__WRITTEN PROBLEM__.
Copy every line of the following data that includes the string "grid".

— Start AVAILABLE RECORDS —

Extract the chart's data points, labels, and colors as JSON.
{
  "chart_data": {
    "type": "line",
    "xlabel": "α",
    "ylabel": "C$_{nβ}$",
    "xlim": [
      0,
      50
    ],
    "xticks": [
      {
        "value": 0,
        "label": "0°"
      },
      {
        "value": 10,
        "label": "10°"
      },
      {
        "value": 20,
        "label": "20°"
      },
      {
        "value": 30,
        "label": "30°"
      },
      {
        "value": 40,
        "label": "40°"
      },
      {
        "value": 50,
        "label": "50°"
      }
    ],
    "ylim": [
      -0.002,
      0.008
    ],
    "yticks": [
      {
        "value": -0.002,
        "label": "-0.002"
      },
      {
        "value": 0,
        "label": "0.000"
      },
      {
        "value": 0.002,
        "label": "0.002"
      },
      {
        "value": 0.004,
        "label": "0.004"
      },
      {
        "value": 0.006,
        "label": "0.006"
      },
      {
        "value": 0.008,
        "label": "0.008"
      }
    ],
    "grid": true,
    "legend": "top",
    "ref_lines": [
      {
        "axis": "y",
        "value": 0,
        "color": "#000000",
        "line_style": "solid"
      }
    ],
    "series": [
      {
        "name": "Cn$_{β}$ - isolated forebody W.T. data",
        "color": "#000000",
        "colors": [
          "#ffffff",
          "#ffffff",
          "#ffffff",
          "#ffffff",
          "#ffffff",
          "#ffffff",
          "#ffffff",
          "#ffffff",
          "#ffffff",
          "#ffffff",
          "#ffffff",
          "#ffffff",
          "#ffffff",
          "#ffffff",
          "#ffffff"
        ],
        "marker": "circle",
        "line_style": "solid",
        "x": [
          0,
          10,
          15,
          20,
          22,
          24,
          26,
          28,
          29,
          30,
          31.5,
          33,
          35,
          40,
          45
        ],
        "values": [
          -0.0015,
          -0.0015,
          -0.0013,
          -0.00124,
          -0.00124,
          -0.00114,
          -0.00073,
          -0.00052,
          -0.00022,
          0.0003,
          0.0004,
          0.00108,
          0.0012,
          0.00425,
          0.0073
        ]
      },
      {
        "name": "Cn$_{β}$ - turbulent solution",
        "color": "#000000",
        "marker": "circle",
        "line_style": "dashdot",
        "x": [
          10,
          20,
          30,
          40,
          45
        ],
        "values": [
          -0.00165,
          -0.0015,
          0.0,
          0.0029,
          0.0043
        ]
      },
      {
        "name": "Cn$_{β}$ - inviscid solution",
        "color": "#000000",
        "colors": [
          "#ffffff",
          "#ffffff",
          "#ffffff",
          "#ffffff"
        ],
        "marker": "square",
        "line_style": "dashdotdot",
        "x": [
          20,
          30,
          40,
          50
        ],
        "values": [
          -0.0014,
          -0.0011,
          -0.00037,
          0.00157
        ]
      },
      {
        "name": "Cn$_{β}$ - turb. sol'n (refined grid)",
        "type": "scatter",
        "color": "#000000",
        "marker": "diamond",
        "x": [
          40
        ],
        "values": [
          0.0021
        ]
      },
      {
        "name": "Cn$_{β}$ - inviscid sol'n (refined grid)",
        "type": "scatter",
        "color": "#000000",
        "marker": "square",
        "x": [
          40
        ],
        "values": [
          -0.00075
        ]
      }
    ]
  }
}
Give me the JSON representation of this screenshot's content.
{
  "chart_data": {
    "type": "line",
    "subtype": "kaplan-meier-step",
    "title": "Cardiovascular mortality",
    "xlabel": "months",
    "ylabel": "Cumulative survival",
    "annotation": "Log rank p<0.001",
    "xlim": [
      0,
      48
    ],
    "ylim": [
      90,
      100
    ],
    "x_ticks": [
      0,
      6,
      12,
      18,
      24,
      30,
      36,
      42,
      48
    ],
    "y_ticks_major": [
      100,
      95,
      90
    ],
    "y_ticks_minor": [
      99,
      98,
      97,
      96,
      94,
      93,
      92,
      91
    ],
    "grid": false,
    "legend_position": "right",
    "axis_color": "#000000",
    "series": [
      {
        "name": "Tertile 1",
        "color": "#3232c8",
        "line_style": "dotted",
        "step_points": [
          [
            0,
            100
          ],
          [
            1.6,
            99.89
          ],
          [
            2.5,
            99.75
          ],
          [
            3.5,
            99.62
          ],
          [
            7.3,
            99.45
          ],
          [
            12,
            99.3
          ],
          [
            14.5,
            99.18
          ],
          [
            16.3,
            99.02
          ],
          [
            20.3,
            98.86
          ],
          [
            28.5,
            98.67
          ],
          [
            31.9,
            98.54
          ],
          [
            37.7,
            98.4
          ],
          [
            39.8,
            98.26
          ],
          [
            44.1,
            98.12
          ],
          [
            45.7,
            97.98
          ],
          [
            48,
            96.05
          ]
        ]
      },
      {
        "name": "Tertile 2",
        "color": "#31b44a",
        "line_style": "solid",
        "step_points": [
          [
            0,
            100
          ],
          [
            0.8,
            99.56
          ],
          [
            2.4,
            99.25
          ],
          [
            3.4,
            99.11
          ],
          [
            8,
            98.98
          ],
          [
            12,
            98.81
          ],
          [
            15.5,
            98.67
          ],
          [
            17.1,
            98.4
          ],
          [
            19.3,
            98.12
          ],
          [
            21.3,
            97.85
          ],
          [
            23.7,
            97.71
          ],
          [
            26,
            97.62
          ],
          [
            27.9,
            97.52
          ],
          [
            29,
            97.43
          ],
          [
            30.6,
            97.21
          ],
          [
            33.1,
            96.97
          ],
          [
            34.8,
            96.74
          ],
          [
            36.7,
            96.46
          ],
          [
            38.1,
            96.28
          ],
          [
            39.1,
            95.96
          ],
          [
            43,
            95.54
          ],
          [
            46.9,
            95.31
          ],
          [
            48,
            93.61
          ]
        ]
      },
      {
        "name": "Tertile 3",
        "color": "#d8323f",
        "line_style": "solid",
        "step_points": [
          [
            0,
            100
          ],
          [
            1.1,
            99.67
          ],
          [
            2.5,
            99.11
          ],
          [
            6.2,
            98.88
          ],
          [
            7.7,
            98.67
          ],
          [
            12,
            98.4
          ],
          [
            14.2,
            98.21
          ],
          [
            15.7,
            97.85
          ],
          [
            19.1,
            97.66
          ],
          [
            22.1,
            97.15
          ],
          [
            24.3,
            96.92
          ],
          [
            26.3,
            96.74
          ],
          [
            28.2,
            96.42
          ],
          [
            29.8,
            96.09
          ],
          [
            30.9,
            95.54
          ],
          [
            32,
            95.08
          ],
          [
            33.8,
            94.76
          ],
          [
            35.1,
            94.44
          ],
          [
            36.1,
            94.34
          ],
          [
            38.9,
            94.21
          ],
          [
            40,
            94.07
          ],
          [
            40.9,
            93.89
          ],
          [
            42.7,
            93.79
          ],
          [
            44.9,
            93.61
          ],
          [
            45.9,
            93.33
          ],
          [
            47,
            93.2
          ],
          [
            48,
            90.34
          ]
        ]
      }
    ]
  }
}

— End AVAILABLE RECORDS —

__CORRECT OUTPUT__.
    "grid": true,
        "name": "Cn$_{β}$ - turb. sol'n (refined grid)",
        "name": "Cn$_{β}$ - inviscid sol'n (refined grid)",
    "grid": false,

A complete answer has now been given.